A block of data

☆ ☆ ☆ ☆

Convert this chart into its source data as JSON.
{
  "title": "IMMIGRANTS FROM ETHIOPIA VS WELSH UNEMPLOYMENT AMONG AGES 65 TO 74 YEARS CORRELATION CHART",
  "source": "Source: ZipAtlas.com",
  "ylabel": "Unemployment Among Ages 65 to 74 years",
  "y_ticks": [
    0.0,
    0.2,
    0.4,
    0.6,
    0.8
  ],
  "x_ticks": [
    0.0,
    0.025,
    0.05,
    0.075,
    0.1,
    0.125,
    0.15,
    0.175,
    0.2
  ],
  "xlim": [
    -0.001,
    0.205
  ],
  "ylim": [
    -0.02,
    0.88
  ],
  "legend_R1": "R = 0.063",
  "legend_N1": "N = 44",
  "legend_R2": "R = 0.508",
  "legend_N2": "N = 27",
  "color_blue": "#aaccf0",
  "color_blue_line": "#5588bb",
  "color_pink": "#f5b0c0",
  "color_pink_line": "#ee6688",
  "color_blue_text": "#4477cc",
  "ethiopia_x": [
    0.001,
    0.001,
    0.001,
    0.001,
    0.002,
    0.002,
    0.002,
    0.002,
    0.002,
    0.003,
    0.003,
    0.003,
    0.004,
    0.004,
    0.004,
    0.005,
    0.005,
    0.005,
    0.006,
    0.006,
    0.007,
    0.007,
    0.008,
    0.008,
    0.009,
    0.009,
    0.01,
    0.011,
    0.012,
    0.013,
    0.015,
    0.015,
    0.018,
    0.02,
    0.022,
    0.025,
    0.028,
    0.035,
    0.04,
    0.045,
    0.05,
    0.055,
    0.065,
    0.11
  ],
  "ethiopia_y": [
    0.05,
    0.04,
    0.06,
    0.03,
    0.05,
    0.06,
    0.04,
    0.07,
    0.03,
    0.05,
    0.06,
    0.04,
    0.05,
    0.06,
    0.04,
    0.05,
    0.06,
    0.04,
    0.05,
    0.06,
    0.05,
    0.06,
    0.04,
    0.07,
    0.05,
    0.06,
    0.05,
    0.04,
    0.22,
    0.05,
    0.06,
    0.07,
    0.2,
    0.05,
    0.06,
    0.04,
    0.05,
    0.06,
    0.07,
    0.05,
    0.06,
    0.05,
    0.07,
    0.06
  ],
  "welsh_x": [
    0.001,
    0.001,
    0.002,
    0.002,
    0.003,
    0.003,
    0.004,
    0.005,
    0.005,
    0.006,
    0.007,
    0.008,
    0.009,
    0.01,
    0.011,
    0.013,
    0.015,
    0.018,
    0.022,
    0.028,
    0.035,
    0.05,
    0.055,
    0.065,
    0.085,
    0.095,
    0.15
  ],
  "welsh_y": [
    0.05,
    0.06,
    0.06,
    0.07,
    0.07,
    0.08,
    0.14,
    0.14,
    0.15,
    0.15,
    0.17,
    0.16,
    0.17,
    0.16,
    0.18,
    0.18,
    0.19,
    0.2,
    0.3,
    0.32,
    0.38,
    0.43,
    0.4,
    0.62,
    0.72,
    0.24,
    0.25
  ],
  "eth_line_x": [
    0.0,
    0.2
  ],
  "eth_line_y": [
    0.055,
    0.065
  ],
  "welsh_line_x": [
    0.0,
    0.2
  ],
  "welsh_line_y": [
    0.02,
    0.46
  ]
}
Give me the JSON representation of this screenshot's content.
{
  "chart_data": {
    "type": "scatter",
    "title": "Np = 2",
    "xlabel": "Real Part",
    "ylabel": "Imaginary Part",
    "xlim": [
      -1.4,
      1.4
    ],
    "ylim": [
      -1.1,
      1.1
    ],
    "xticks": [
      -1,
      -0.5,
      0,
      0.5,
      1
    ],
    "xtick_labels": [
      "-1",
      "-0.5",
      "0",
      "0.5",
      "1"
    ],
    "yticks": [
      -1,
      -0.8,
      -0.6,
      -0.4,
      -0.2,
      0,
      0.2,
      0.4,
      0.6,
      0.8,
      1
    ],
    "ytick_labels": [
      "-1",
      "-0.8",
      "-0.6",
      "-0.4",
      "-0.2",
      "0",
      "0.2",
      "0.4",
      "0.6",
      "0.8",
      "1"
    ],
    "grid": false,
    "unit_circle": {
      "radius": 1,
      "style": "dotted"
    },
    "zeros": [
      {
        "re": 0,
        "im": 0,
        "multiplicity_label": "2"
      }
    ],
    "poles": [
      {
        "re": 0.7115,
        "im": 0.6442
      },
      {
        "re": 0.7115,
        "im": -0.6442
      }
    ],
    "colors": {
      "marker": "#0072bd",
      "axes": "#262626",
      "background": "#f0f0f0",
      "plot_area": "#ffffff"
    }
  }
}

☆ ☆ ☆ ☆

## Requirements:
Give back the whole listing, word for word.

## Answer below:
Convert this chart into its source data as JSON.
{
  "title": "IMMIGRANTS FROM ETHIOPIA VS WELSH UNEMPLOYMENT AMONG AGES 65 TO 74 YEARS CORRELATION CHART",
  "source": "Source: ZipAtlas.com",
  "ylabel": "Unemployment Among Ages 65 to 74 years",
  "y_ticks": [
    0.0,
    0.2,
    0.4,
    0.6,
    0.8
  ],
  "x_ticks": [
    0.0,
    0.025,
    0.05,
    0.075,
    0.1,
    0.125,
    0.15,
    0.175,
    0.2
  ],
  "xlim": [
    -0.001,
    0.205
  ],
  "ylim": [
    -0.02,
    0.88
  ],
  "legend_R1": "R = 0.063",
  "legend_N1": "N = 44",
  "legend_R2": "R = 0.508",
  "legend_N2": "N = 27",
  "color_blue": "#aaccf0",
  "color_blue_line": "#5588bb",
  "color_pink": "#f5b0c0",
  "color_pink_line": "#ee6688",
  "color_blue_text": "#4477cc",
  "ethiopia_x": [
    0.001,
    0.001,
    0.001,
    0.001,
    0.002,
    0.002,
    0.002,
    0.002,
    0.002,
    0.003,
    0.003,
    0.003,
    0.004,
    0.004,
    0.004,
    0.005,
    0.005,
    0.005,
    0.006,
    0.006,
    0.007,
    0.007,
    0.008,
    0.008,
    0.009,
    0.009,
    0.01,
    0.011,
    0.012,
    0.013,
    0.015,
    0.015,
    0.018,
    0.02,
    0.022,
    0.025,
    0.028,
    0.035,
    0.04,
    0.045,
    0.05,
    0.055,
    0.065,
    0.11
  ],
  "ethiopia_y": [
    0.05,
    0.04,
    0.06,
    0.03,
    0.05,
    0.06,
    0.04,
    0.07,
    0.03,
    0.05,
    0.06,
    0.04,
    0.05,
    0.06,
    0.04,
    0.05,
    0.06,
    0.04,
    0.05,
    0.06,
    0.05,
    0.06,
    0.04,
    0.07,
    0.05,
    0.06,
    0.05,
    0.04,
    0.22,
    0.05,
    0.06,
    0.07,
    0.2,
    0.05,
    0.06,
    0.04,
    0.05,
    0.06,
    0.07,
    0.05,
    0.06,
    0.05,
    0.07,
    0.06
  ],
  "welsh_x": [
    0.001,
    0.001,
    0.002,
    0.002,
    0.003,
    0.003,
    0.004,
    0.005,
    0.005,
    0.006,
    0.007,
    0.008,
    0.009,
    0.01,
    0.011,
    0.013,
    0.015,
    0.018,
    0.022,
    0.028,
    0.035,
    0.05,
    0.055,
    0.065,
    0.085,
    0.095,
    0.15
  ],
  "welsh_y": [
    0.05,
    0.06,
    0.06,
    0.07,
    0.07,
    0.08,
    0.14,
    0.14,
    0.15,
    0.15,
    0.17,
    0.16,
    0.17,
    0.16,
    0.18,
    0.18,
    0.19,
    0.2,
    0.3,
    0.32,
    0.38,
    0.43,
    0.4,
    0.62,
    0.72,
    0.24,
    0.25
  ],
  "eth_line_x": [
    0.0,
    0.2
  ],
  "eth_line_y": [
    0.055,
    0.065
  ],
  "welsh_line_x": [
    0.0,
    0.2
  ],
  "welsh_line_y": [
    0.02,
    0.46
  ]
}
Give me the JSON representation of this screenshot's content.
{
  "chart_data": {
    "type": "scatter",
    "title": "Np = 2",
    "xlabel": "Real Part",
    "ylabel": "Imaginary Part",
    "xlim": [
      -1.4,
      1.4
    ],
    "ylim": [
      -1.1,
      1.1
    ],
    "xticks": [
      -1,
      -0.5,
      0,
      0.5,
      1
    ],
    "xtick_labels": [
      "-1",
      "-0.5",
      "0",
      "0.5",
      "1"
    ],
    "yticks": [
      -1,
      -0.8,
      -0.6,
      -0.4,
      -0.2,
      0,
      0.2,
      0.4,
      0.6,
      0.8,
      1
    ],
    "ytick_labels": [
      "-1",
      "-0.8",
      "-0.6",
      "-0.4",
      "-0.2",
      "0",
      "0.2",
      "0.4",
      "0.6",
      "0.8",
      "1"
    ],
    "grid": false,
    "unit_circle": {
      "radius": 1,
      "style": "dotted"
    },
    "zeros": [
      {
        "re": 0,
        "im": 0,
        "multiplicity_label": "2"
      }
    ],
    "poles": [
      {
        "re": 0.7115,
        "im": 0.6442
      },
      {
        "re": 0.7115,
        "im": -0.6442
      }
    ],
    "colors": {
      "marker": "#0072bd",
      "axes": "#262626",
      "background": "#f0f0f0",
      "plot_area": "#ffffff"
    }
  }
}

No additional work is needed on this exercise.